§ Extract provided:
This is why the surrender of weapons by Arambai Tenggol leaders, along with civilians, must be viewed in its proper context. A day after placing certain terms and conditions before the Governor, top leaders of the Meitei group, along with civilians, surrendered more than 300 weapons at the Banquet Hall of the 1st Manipur Rifles in Imphal.


For a state where weapons had entered civilian spaces after the collapse of public order, this was not a minor event. It was a public act of compliance with the Governor’s appeal. It also carried political meaning.


The act suggested that even in a highly polarised situation, armed community actors could respond to the authority of the state when the state spoke with clarity and offered a credible assurance. It demonstrated that persuasion was still possible, that discipline had not entirely disappeared, and that a route back to constitutional order could still be opened if the state acted with seriousness.

The statement of Puyam Tomcha Meitei, President of the All Manipur Bar Association, reflected this sentiment when he described the surrender as a historic day and a positive initiative. His emphasis was not only on the quantity of arms returned, but on the fact that Arambai Tenggol had come out openly and responded to the Governor’s call. In a society where distrust has become a daily habit, such public response matters.


The problem begins when this assurance appears uncertain in practice. The state gave its word. Citizens responded. That sequence must not be allowed to collapse.


If those who surrendered weapons within the Governor’s time frame, or those who helped persuade others to surrender, are later subjected to punitive action without a clear distinction between separate criminal allegations and the act of surrender itself, the credibility of the entire peace process will suffer.


The question is not whether the law should operate. It must. The question is whether the state can invite surrender under an assurance of no punitive action and later create the impression that cooperation has become a source of vulnerability.


Peace cannot be built on ambiguity. The Governor’s words were precise. Weapons returned within the stipulated period would not invite punitive action. Strict action would follow only after the deadline against those still found in possession of illegal or looted arms. This distinction must be preserved if future appeals for surrender, dialogue, and cooperation are to retain any meaning.


Any departure from this understanding will send a damaging message to the ground. It will tell young people that surrendering arms may expose them, while withholding cooperation may protect them. Such a message would be disastrous for Manipur. No state can restore order if those who cooperate begin to believe that the state’s word is temporary.


This does not mean blanket immunity for all acts committed during the conflict. Serious crimes require investigation. Victims from every community deserve justice.


The distinction is crucial. A person who returned a weapon within the announced period did so under the Governor’s assurance. If that person is later proceeded against merely for that possession prior to surrender, the assurance becomes meaningless. If there is credible evidence of a separate grave offence, the government must state the legal basis clearly and proceed through due process. The difference between these two situations must never be blurred.


Manipur’s current crisis has already damaged public confidence in institutions. Since May 2023, communities have lived under insecurity, displacement, segregation, and mutual suspicion. Young people from different sides entered roles that should have belonged to the state because the normal machinery of protection failed to reassure citizens. This was not a healthy condition. It was a sign of institutional breakdown.


When the Governor offered a route for voluntary surrender, the state was attempting to reverse that breakdown. It was asking armed youths to return to constitutional order. Such a process cannot be managed only through threat. It requires trust, sequencing, and visible fairness.

§ Excerpted data:
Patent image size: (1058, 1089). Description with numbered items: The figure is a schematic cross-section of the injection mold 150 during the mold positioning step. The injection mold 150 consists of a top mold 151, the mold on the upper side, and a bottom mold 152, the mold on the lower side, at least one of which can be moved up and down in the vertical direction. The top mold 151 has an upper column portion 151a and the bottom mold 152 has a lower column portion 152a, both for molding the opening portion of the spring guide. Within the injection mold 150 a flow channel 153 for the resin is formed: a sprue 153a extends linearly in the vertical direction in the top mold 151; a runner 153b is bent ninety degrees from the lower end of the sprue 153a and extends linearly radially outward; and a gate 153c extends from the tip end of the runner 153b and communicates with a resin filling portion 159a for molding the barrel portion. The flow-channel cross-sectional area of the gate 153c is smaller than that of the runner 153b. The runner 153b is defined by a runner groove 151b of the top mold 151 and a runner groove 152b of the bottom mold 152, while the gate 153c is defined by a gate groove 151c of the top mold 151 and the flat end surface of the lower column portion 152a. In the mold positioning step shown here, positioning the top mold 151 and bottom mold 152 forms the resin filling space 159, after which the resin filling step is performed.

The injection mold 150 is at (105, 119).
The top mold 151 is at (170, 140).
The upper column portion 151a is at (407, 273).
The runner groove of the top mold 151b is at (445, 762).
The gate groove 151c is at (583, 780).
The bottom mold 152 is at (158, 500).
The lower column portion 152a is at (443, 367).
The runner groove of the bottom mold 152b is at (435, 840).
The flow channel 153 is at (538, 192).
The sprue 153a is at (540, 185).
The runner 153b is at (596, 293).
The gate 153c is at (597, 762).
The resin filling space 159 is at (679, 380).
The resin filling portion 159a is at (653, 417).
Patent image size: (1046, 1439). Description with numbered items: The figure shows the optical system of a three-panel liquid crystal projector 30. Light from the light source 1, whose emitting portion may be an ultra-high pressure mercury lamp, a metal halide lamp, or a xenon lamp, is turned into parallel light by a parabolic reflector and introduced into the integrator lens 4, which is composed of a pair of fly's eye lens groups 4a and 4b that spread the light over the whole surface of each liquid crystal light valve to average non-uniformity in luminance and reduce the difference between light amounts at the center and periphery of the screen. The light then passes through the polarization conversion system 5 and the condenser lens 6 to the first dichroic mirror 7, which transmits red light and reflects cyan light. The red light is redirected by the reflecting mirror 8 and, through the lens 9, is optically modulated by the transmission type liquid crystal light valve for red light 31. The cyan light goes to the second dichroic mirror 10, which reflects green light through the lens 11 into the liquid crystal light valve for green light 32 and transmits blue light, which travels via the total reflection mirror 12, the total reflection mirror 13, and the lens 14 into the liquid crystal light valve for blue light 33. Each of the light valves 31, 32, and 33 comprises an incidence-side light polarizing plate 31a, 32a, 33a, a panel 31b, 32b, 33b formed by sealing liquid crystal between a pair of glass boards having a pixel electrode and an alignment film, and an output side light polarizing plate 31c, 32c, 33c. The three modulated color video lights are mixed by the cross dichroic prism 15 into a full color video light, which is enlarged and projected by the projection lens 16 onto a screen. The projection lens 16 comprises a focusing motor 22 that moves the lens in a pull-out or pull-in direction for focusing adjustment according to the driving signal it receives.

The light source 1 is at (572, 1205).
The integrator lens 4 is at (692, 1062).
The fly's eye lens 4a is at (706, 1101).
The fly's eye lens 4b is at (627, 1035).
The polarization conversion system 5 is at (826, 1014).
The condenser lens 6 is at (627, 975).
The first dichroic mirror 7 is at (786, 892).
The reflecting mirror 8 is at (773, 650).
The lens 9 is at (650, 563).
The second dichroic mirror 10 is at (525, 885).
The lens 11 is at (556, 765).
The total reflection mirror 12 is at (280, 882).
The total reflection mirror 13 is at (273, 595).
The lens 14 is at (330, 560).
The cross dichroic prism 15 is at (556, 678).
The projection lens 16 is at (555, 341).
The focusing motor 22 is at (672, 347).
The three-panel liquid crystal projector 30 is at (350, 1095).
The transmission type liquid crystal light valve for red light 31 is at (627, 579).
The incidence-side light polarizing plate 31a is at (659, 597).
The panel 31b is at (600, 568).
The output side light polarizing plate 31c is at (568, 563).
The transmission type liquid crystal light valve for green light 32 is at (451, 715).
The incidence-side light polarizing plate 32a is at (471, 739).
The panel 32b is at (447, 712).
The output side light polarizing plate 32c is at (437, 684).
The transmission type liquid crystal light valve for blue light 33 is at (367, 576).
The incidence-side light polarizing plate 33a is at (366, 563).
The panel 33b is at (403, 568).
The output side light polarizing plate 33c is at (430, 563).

§ Short exercise:
Copy the passage of the text on the Manipur weapons surrender starting with "The problem begins" and going on through "allowed to collapse.", swapping "uncertain" for "unclear".

§ Reply to the exercise:
The problem begins when this assurance appears unclear in practice. The state gave its word. Citizens responded. That sequence must not be allowed to collapse.